> Stored data entries
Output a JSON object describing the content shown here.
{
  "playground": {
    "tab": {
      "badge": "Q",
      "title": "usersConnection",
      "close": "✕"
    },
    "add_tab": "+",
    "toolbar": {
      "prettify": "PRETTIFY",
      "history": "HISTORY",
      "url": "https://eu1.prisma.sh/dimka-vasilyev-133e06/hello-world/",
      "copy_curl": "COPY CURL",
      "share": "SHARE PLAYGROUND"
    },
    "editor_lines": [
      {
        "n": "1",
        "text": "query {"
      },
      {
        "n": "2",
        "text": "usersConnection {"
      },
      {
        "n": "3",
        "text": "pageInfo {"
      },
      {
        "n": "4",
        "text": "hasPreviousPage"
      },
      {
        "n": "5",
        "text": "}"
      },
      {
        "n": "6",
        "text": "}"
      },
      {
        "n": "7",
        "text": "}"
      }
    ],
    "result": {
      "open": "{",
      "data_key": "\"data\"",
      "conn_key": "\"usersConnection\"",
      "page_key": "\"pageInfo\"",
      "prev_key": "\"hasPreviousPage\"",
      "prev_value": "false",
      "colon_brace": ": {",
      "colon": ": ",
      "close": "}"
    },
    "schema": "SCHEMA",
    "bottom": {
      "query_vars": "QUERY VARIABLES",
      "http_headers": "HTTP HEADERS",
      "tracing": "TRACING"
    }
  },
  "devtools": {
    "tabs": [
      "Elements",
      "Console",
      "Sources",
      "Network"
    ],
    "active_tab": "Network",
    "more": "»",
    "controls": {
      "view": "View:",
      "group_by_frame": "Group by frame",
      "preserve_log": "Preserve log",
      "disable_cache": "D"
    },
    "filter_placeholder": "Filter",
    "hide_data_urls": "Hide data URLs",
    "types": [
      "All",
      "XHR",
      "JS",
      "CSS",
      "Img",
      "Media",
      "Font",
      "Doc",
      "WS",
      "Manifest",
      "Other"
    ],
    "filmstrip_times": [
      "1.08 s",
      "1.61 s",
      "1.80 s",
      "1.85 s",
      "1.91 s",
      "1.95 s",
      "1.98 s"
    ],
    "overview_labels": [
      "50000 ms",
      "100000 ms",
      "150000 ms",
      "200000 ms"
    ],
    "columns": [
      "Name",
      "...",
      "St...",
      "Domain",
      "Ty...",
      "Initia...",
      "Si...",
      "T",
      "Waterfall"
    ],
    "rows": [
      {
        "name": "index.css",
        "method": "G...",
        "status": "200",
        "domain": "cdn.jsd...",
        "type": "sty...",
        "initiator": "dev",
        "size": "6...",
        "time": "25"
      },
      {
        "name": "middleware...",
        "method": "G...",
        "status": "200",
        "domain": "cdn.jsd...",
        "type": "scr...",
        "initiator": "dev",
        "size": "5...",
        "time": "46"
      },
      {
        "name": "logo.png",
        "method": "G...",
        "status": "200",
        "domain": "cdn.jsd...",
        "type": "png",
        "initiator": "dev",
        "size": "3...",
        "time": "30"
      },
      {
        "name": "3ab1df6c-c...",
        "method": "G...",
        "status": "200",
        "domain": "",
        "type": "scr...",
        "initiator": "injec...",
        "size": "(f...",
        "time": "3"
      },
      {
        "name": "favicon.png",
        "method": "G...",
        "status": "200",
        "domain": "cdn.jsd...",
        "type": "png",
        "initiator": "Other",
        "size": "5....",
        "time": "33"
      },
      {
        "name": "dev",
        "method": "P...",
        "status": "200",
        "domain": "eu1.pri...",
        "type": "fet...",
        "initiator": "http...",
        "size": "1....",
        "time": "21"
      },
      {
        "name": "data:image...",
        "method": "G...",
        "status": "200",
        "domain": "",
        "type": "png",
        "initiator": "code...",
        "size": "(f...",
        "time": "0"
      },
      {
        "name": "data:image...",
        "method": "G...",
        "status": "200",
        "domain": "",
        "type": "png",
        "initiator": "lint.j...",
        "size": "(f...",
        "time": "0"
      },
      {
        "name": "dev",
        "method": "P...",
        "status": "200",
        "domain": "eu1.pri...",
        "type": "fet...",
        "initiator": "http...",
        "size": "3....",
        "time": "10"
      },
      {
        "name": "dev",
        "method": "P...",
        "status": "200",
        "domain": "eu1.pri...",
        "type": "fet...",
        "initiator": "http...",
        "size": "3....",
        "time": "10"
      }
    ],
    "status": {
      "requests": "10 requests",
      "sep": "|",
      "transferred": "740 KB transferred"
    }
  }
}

> Instruction
Output the listing above exactly as it appears.

> Exercise output
Output a JSON object describing the content shown here.
{
  "playground": {
    "tab": {
      "badge": "Q",
      "title": "usersConnection",
      "close": "✕"
    },
    "add_tab": "+",
    "toolbar": {
      "prettify": "PRETTIFY",
      "history": "HISTORY",
      "url": "https://eu1.prisma.sh/dimka-vasilyev-133e06/hello-world/",
      "copy_curl": "COPY CURL",
      "share": "SHARE PLAYGROUND"
    },
    "editor_lines": [
      {
        "n": "1",
        "text": "query {"
      },
      {
        "n": "2",
        "text": "usersConnection {"
      },
      {
        "n": "3",
        "text": "pageInfo {"
      },
      {
        "n": "4",
        "text": "hasPreviousPage"
      },
      {
        "n": "5",
        "text": "}"
      },
      {
        "n": "6",
        "text": "}"
      },
      {
        "n": "7",
        "text": "}"
      }
    ],
    "result": {
      "open": "{",
      "data_key": "\"data\"",
      "conn_key": "\"usersConnection\"",
      "page_key": "\"pageInfo\"",
      "prev_key": "\"hasPreviousPage\"",
      "prev_value": "false",
      "colon_brace": ": {",
      "colon": ": ",
      "close": "}"
    },
    "schema": "SCHEMA",
    "bottom": {
      "query_vars": "QUERY VARIABLES",
      "http_headers": "HTTP HEADERS",
      "tracing": "TRACING"
    }
  },
  "devtools": {
    "tabs": [
      "Elements",
      "Console",
      "Sources",
      "Network"
    ],
    "active_tab": "Network",
    "more": "»",
    "controls": {
      "view": "View:",
      "group_by_frame": "Group by frame",
      "preserve_log": "Preserve log",
      "disable_cache": "D"
    },
    "filter_placeholder": "Filter",
    "hide_data_urls": "Hide data URLs",
    "types": [
      "All",
      "XHR",
      "JS",
      "CSS",
      "Img",
      "Media",
      "Font",
      "Doc",
      "WS",
      "Manifest",
      "Other"
    ],
    "filmstrip_times": [
      "1.08 s",
      "1.61 s",
      "1.80 s",
      "1.85 s",
      "1.91 s",
      "1.95 s",
      "1.98 s"
    ],
    "overview_labels": [
      "50000 ms",
      "100000 ms",
      "150000 ms",
      "200000 ms"
    ],
    "columns": [
      "Name",
      "...",
      "St...",
      "Domain",
      "Ty...",
      "Initia...",
      "Si...",
      "T",
      "Waterfall"
    ],
    "rows": [
      {
        "name": "index.css",
        "method": "G...",
        "status": "200",
        "domain": "cdn.jsd...",
        "type": "sty...",
        "initiator": "dev",
        "size": "6...",
        "time": "25"
      },
      {
        "name": "middleware...",
        "method": "G...",
        "status": "200",
        "domain": "cdn.jsd...",
        "type": "scr...",
        "initiator": "dev",
        "size": "5...",
        "time": "46"
      },
      {
        "name": "logo.png",
        "method": "G...",
        "status": "200",
        "domain": "cdn.jsd...",
        "type": "png",
        "initiator": "dev",
        "size": "3...",
        "time": "30"
      },
      {
        "name": "3ab1df6c-c...",
        "method": "G...",
        "status": "200",
        "domain": "",
        "type": "scr...",
        "initiator": "injec...",
        "size": "(f...",
        "time": "3"
      },
      {
        "name": "favicon.png",
        "method": "G...",
        "status": "200",
        "domain": "cdn.jsd...",
        "type": "png",
        "initiator": "Other",
        "size": "5....",
        "time": "33"
      },
      {
        "name": "dev",
        "method": "P...",
        "status": "200",
        "domain": "eu1.pri...",
        "type": "fet...",
        "initiator": "http...",
        "size": "1....",
        "time": "21"
      },
      {
        "name": "data:image...",
        "method": "G...",
        "status": "200",
        "domain": "",
        "type": "png",
        "initiator": "code...",
        "size": "(f...",
        "time": "0"
      },
      {
        "name": "data:image...",
        "method": "G...",
        "status": "200",
        "domain": "",
        "type": "png",
        "initiator": "lint.j...",
        "size": "(f...",
        "time": "0"
      },
      {
        "name": "dev",
        "method": "P...",
        "status": "200",
        "domain": "eu1.pri...",
        "type": "fet...",
        "initiator": "http...",
        "size": "3....",
        "time": "10"
      },
      {
        "name": "dev",
        "method": "P...",
        "status": "200",
        "domain": "eu1.pri...",
        "type": "fet...",
        "initiator": "http...",
        "size": "3....",
        "time": "10"
      }
    ],
    "status": {
      "requests": "10 requests",
      "sep": "|",
      "transferred": "740 KB transferred"
    }
  }
}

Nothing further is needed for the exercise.